Write out the part of the material that begins with the line containing "lower-table-row-no: 19: [392, 514, 397, 519]" and ends with the line containing "parts-table-row-no: 13: [590, 373, 595, 378]" as a JSON list of strings, one string per line.

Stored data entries
################
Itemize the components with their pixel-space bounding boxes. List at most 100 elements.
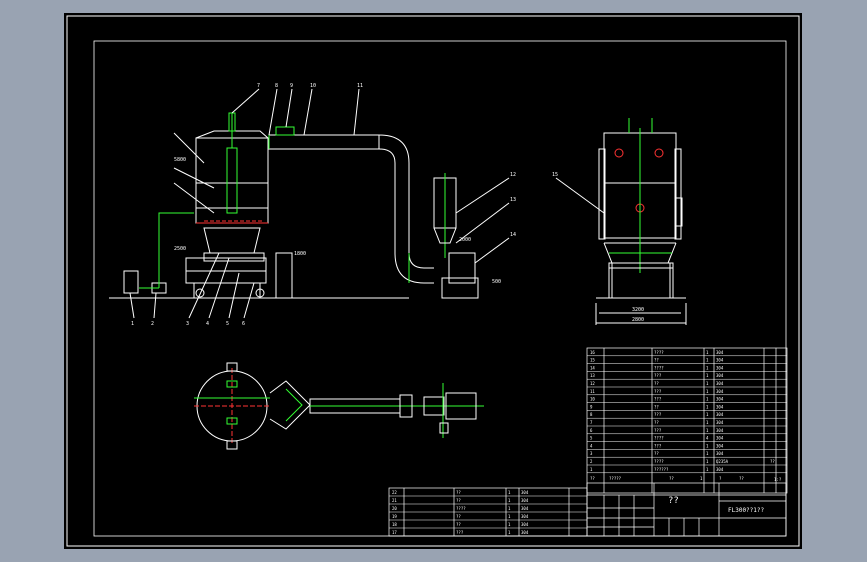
lower-table-row-no: 19: [392, 514, 397, 519]
balloon-4: 4: [206, 321, 209, 327]
header-c2: ?????: [609, 476, 622, 481]
balloon-7: 7: [257, 83, 260, 89]
lower-table-row-mat: 304: [521, 506, 529, 511]
parts-table-row-name: ???: [654, 389, 662, 394]
parts-table-row-qty: 1: [706, 350, 709, 355]
parts-table-row-mat: 304: [716, 467, 724, 472]
balloon-13: 13: [510, 197, 516, 203]
parts-table-row-no: 13: [590, 373, 595, 378]
lower-table-row-name: ??: [456, 490, 461, 495]
header-c5: ?: [719, 476, 722, 481]
header-c3: ??: [669, 476, 674, 481]
parts-table-row-mat: 304: [716, 350, 724, 355]
lower-table-row-qty: 1: [508, 522, 511, 527]
lower-table-row-mat: 304: [521, 514, 529, 519]
parts-table-row-qty: 1: [706, 365, 709, 370]
parts-table-row-no: 2: [590, 459, 593, 464]
balloon-5: 5: [226, 321, 229, 327]
parts-table-row-name: ???: [654, 412, 662, 417]
parts-table-row-no: 6: [590, 428, 593, 433]
parts-table-row-name: ????: [654, 436, 664, 441]
balloon-9: 9: [290, 83, 293, 89]
lower-table-row-mat: 304: [521, 498, 529, 503]
parts-table-row-no: 8: [590, 412, 593, 417]
parts-table-row-qty: 1: [706, 389, 709, 394]
parts-table-row-mat: 304: [716, 412, 724, 417]
parts-table-row-name: ???: [654, 428, 662, 433]
parts-table-row-qty: 1: [706, 412, 709, 417]
side-view-labels: 3200 2800 15: [552, 172, 644, 323]
lower-table-row-qty: 1: [508, 498, 511, 503]
lower-table-row-qty: 1: [508, 506, 511, 511]
parts-table-row-mat: 304: [716, 358, 724, 363]
parts-table-row-no: 11: [590, 389, 595, 394]
parts-table-row-mat: 304: [716, 420, 724, 425]
parts-table-row-name: ????: [654, 459, 664, 464]
parts-table-row-name: ??: [654, 358, 659, 363]
top-view: [194, 362, 484, 450]
lower-table-row-mat: 304: [521, 490, 529, 495]
parts-table-row-no: 7: [590, 420, 593, 425]
parts-table-row-no: 14: [590, 365, 595, 370]
lower-table-row-no: 20: [392, 506, 397, 511]
lower-table-row-name: ??: [456, 522, 461, 527]
lower-table-row-no: 21: [392, 498, 397, 503]
parts-table-row-mat: Q235A: [716, 459, 729, 464]
lower-table-row-name: ???: [456, 530, 464, 535]
parts-table-row-name: ??: [654, 420, 659, 425]
parts-table-row-qty: 1: [706, 373, 709, 378]
parts-table-row-no: 16: [590, 350, 595, 355]
header-c4: 1: [700, 476, 703, 481]
parts-table-row-mat: 304: [716, 436, 724, 441]
balloon-8: 8: [275, 83, 278, 89]
parts-table-row-mat: 304: [716, 428, 724, 433]
parts-table-row-qty: 1: [706, 381, 709, 386]
parts-table-row-no: 10: [590, 397, 595, 402]
parts-table-row-mat: 304: [716, 397, 724, 402]
balloon-3: 3: [186, 321, 189, 327]
parts-table-row-no: 1: [590, 467, 593, 472]
parts-table-row-mat: 304: [716, 381, 724, 386]
inner-border: [93, 40, 787, 537]
drawing-number: FL300??1??: [728, 507, 765, 514]
side-view: [555, 118, 687, 325]
dim-label-9: 500: [492, 279, 501, 285]
header-c1: ??: [590, 476, 595, 481]
parts-table-row-qty: 1: [706, 420, 709, 425]
parts-table-rows: 16???? 1 30415?? 1 30414???? 1 30413??? 1 30412?…: [587, 350, 787, 474]
parts-table-row-name: ??: [654, 404, 659, 409]
drawing-title: ??: [668, 496, 679, 506]
dim-label-4: 2000: [459, 237, 471, 243]
front-view: [109, 88, 510, 319]
parts-table-row-name: ????: [654, 365, 664, 370]
lower-table-row-name: ????: [456, 506, 466, 511]
parts-table-row-qty: 1: [706, 443, 709, 448]
outer-border: [66, 15, 800, 547]
dim-label-6: 2800: [632, 317, 644, 323]
parts-table-row-qty: 1: [706, 459, 709, 464]
parts-table-row-no: 15: [590, 358, 595, 363]
parts-table-row-name: ??: [654, 451, 659, 456]
parts-table-row-qty: 1: [706, 467, 709, 472]
balloon-14: 14: [510, 232, 516, 238]
lower-table-rows: 22?? 1 304 21?? 1 304 20???? 1 304 19?? 1 304 18?? 1 3…: [389, 490, 587, 537]
parts-table-row-qty: 1: [706, 451, 709, 456]
parts-table-row-qty: 1: [706, 404, 709, 409]
parts-table-row-qty: 1: [706, 428, 709, 433]
lower-table-row-mat: 304: [521, 522, 529, 527]
mass-label: ??: [770, 459, 775, 464]
parts-table-row-name: ???: [654, 443, 662, 448]
parts-table: [586, 347, 788, 494]
parts-table-row-mat: 304: [716, 389, 724, 394]
lower-table-row-qty: 1: [508, 530, 511, 535]
dim-label-2: 2500: [174, 246, 186, 252]
balloon-11: 11: [357, 83, 363, 89]
parts-table-row-mat: 304: [716, 404, 724, 409]
front-view-labels: 5800 2500 1800 2000 500 1 2 3 4 5 6 7 8 …: [131, 83, 516, 327]
parts-table-row-name: ???: [654, 397, 662, 402]
lower-table-row-name: ??: [456, 498, 461, 503]
lower-table-row-name: ??: [456, 514, 461, 519]
lower-table-row-qty: 1: [508, 514, 511, 519]
dim-label-5: 3200: [632, 307, 644, 313]
header-c6: ??: [739, 476, 744, 481]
################
## Final result:
[
  "lower-table-row-no: 19: [392, 514, 397, 519]",
  "balloon-4: 4: [206, 321, 209, 327]",
  "header-c2: ?????: [609, 476, 622, 481]",
  "balloon-7: 7: [257, 83, 260, 89]",
  "lower-table-row-mat: 304: [521, 506, 529, 511]",
  "parts-table-row-name: ???: [654, 389, 662, 394]",
  "parts-table-row-qty: 1: [706, 350, 709, 355]",
  "parts-table-row-mat: 304: [716, 467, 724, 472]",
  "balloon-13: 13: [510, 197, 516, 203]",
  "parts-table-row-no: 13: [590, 373, 595, 378]"
]